Flow View Page

Through the Flow View page, you can access and manage all objects in your flow. For each imported dataset, recipe, or other object in your flow, you can perform a variety of actions to effectively manage flow development and job execution through a single page.

Figure: Flow View page

The imported datasets in the flow or reference datasets added to the flow are listed on the left side of the screen. Associated with each dataset can be one or more recipes, which are used to transform the source data.

NOTE: Objects marked with a red dot indicate a problem with the object's configuration. Please select the object to begin investigating the error. Error information may be displayed in the right panel.

Datasets:

  • To begin working with an imported dataset, select it and click Add new recipe. A new, empty recipe is associated with the dataset. To open in the Transformer page, click the recipe icon and select Edit Recipe. See Transformer Page.
  • When created, these objects are connected together by lines flowing between them, which show the relationships between the objects in the flow.
  • For any object, any objects on which it depends are displayed to the left of the object on one of the flowing lines leading from it.

    Tip: When you run a job for a recipe, all of the recipes steps for the preceding datasets are executed as part of the job, and only the results of the terminal dataset are generated.

    • In the above example, the POS-01 recipe is dependent on all of the objects in the flow.

    • The other datasets have been integrated with the POS-01 dataset and have not yet had a recipe created for them.

Recipes:

A recipe is a set of steps to transform source data into the results you desire.

  • A recipe can be created from the following objects:
    • An imported dataset, as above.
    • A reference dataset. A reference dataset is an object that has been pulled into a flow from another flow. See below.
    • Another recipe. You can chain together recipes. For example, you may have a set of steps that you always apply at the beginning of transforming a specific type of feed. This recipe can be added into each flow as the first recipe chained to an imported dataset of that feed type.
  • The following objects can be created off of a recipe:
    • An output object is a set of publishing targets that you can specify to be executed on an ad-hoc or a scheduled basis. You can also execute ad-hoc jobs from the output object.
    • A reference object is a reference to one of your flow's recipes in another flow. When a reference object is created, the target flow receives the output of the executed recipe.
    • A reference object is a reference to one of your flow's recipes that can be used in another flow.
      • In the target flow, this object appears as a reference dataset.
      • When a reference dataset is used in a flow, the target flow receives the output of the executed recipe.

· · ·

Exercise instructions:
(a) Answer these questions from the Flow View page text, one per line:
(i) What does a red dot on an object indicate?
(ii) How is a reference dataset defined?
(iii) When a job is run for a recipe, the results of which dataset are generated?
(b) Carry on the Flow View page text from the point where it stops.

· · ·

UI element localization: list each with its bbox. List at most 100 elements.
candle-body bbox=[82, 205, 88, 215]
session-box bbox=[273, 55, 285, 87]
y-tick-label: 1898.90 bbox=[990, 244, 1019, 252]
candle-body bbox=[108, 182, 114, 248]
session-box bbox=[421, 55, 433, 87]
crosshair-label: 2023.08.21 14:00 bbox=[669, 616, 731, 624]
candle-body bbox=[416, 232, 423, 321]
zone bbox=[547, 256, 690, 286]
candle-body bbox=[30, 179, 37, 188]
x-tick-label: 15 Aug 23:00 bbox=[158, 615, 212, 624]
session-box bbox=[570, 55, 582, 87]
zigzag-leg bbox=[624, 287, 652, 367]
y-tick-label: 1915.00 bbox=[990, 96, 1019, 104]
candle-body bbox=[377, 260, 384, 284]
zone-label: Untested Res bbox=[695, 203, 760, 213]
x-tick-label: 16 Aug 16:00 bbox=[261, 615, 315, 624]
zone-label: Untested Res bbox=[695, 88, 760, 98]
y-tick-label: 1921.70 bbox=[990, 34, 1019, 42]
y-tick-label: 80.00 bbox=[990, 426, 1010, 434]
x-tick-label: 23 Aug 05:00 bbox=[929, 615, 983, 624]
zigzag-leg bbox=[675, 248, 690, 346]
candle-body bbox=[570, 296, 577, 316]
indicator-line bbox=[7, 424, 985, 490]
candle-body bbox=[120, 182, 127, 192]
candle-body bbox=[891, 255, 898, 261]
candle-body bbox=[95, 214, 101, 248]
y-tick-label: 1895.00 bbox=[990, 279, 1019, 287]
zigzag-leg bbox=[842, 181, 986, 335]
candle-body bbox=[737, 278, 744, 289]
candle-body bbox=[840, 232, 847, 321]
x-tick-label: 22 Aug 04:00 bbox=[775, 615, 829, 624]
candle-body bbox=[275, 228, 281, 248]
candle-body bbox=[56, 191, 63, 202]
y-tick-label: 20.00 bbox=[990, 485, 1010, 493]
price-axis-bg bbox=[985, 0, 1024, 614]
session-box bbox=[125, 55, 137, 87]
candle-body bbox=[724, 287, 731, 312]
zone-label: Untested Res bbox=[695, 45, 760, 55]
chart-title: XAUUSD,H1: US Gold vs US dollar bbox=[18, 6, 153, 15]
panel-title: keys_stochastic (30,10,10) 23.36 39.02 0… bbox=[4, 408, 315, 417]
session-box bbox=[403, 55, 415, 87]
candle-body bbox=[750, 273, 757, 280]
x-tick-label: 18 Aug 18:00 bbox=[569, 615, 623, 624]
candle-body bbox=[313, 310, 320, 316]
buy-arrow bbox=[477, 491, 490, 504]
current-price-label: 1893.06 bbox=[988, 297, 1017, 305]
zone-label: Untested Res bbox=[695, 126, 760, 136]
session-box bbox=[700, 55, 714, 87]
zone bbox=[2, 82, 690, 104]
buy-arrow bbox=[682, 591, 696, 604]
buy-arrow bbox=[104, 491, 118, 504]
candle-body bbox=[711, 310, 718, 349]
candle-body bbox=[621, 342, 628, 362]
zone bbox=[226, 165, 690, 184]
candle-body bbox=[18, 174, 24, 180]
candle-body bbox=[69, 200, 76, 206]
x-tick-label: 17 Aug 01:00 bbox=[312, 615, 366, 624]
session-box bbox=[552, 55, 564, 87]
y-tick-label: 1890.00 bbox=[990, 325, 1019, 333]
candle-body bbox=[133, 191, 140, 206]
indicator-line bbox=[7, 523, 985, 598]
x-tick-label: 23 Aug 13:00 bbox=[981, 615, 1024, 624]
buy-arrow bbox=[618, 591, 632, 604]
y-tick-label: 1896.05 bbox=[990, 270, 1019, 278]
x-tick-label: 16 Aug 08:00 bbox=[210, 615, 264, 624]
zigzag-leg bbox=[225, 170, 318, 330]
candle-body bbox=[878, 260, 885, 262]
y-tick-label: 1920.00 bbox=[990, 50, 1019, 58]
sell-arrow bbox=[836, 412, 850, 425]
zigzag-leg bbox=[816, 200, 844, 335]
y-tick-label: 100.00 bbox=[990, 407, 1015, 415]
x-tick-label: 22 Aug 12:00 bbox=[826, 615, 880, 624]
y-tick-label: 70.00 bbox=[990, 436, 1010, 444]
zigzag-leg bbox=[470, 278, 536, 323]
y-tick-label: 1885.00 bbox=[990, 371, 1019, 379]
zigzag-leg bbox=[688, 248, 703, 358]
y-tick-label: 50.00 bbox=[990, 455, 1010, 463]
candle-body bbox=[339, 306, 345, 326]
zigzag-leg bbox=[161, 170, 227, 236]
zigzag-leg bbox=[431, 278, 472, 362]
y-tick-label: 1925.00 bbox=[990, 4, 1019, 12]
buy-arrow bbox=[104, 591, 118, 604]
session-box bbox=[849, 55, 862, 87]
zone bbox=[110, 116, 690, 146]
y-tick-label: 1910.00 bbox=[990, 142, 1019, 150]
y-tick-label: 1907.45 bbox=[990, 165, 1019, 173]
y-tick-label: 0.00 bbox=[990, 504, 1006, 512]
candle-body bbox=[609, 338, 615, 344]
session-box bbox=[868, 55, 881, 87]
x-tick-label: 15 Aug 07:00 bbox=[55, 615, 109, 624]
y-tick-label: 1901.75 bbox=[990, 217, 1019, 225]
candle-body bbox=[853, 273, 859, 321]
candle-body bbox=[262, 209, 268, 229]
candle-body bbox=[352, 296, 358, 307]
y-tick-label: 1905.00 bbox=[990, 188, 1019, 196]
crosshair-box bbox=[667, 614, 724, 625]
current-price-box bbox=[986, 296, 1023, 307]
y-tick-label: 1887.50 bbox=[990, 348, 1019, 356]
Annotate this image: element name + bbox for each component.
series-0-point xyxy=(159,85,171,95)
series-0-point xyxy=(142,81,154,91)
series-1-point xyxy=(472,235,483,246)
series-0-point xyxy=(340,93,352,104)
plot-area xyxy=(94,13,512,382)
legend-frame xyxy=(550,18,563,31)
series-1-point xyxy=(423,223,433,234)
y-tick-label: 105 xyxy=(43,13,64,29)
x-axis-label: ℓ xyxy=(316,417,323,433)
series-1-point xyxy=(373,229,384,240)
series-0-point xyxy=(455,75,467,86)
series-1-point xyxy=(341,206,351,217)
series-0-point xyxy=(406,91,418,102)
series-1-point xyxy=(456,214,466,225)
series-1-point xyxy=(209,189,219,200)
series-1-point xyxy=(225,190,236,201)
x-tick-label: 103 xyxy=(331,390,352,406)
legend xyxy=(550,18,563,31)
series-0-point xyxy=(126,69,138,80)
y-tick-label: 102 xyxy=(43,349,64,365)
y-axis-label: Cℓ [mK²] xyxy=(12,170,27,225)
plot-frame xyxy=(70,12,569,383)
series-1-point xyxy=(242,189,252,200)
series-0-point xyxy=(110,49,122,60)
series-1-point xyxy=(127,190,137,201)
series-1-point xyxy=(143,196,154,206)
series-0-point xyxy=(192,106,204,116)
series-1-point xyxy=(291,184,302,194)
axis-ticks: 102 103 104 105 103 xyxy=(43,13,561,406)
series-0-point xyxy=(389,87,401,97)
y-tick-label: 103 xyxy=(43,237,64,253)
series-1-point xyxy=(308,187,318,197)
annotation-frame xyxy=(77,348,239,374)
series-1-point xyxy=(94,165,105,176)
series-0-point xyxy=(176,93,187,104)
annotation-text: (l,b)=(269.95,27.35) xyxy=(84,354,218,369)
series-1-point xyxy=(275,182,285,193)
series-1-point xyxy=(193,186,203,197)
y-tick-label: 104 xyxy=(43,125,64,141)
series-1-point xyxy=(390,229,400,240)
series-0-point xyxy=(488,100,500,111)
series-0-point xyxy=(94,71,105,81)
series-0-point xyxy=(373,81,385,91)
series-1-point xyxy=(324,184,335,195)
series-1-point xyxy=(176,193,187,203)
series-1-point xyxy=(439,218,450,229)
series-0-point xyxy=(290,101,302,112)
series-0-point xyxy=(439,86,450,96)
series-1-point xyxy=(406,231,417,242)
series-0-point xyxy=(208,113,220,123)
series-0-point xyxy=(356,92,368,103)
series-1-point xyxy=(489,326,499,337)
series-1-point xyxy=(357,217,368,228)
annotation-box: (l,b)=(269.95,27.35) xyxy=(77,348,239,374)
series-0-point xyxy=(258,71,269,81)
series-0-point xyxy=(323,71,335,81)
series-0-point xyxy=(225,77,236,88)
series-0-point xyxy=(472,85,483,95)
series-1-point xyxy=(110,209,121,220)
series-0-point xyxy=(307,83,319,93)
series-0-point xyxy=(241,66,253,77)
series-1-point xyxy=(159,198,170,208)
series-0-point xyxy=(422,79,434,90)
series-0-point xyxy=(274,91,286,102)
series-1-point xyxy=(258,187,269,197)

· · ·

The results:
(a)
(i) A problem with the object's configuration.
(ii) As an object that has been pulled into a flow from another flow.
(iii) Only the terminal dataset.

(b)
For more information on these objects, see Object Overview.

Select an object from your flow to open an object-specific panel on the right side of the screen.

Tip: You can right-click any object in Flow View to see the list of available actions that appear when you select it and choose from the right panel.

Tip: Double-click any recipe to edit it. See Transformer Page.


Actions:

Rename: Select the name of the object to rename it within the platform. This rename does not apply to the source of the object, if it exists elsewhere.

Add Datasets: Add new datasets to the flow. Details are below.

Add Schedule: To add a scheduled execution of the recipes in your flow:

  1. Define the scheduled time and interval of execution at the flow level. See Add Schedule Dialog.
    1. After the schedule has been created, you can review, edit, or delete the schedule through the Clock icon.
  2. Define the scheduled destinations for each recipe through its output object. These destinations are targets for the scheduled job. See View for Outputs below.
Make a copy: Create a copy of the flow for another user.

NOTE: The copied flow is independent of the source flow, but the original source datasets are connected.

Edit name and description: (Available to flow owner only) Change the name and description of the flow.

Delete: (Available to flow owner only) Delete the flow.

Deleting a flow removes all recipes that are contained in the flow. If copies of these objects exist in other flows, they are not touched. Imported datasets are not deleted by this action.

Add Datasets to Flow

From the Flow View page, you can add imported or reference datasets to your flow. These datasets are added as independent objects in the flow and can be joined, unioned, or referenced by other datasets in the flow.

Figure: Add datasets to current flow

  1. Search for or select the dataset to add.
    1. Use the page view controls to browse for other datasets, or select the appropriate tab to filter the list to imported or reference datasets.
    2. To import new datasets from external sources, click Import Datasets. See Import Data Page.
  2. When you have made your selections, click Add.
  3. The dataset is added as a new object in flow view.

View for Imported Datasets

When you select an imported dataset, you can preview the data contained in it, replace the source object, and more from the right-side panel.

Figure: Imported Dataset view

Key Fields:

FieldDescription
Data Preview

In the Data Preview window, you can see a small section of the data that is contained in the imported dataset. This window can be useful for verifying that you are looking at the proper data.

Tip: Click the preview to open a larger dialog, where you can select and copy data.

TypeIndicates where the data is sourced or the type of file.
LocationPath to the location of the imported dataset.
File SizeSize of the file. Units may vary.
More detailsReview details on the flows where the dataset is used.
Column Data Type Inference
  • enabled - Data types have been applied to the dataset during import.
  • disabled - Data types were not globally applied to the dataset during import. However, some columns may have had overrides applied to them during the import process. See Import Data Page.


Actions:

ActionDescription
ReplaceReplace the dataset with a different dataset or reference dataset.
Add new RecipeAdd a new recipe for the object. If a recipe already exists for it, this new recipe is created as a branch in the flow.
Edit name and description...(Available to flow owner only) Change the name and description for the object.
Remove structure...

Remove the initial parsing structure. When the structure is removed:

  1. The dataset is converted to a raw dataset. A raw dataset is the source data converted into a flat file format.
  2. All steps to shape the dataset are removed. You must break up columns in manual steps in any recipe created from the object.

See View for Raw Datasets below.

Remove from Flow

Remove the dataset from the flow.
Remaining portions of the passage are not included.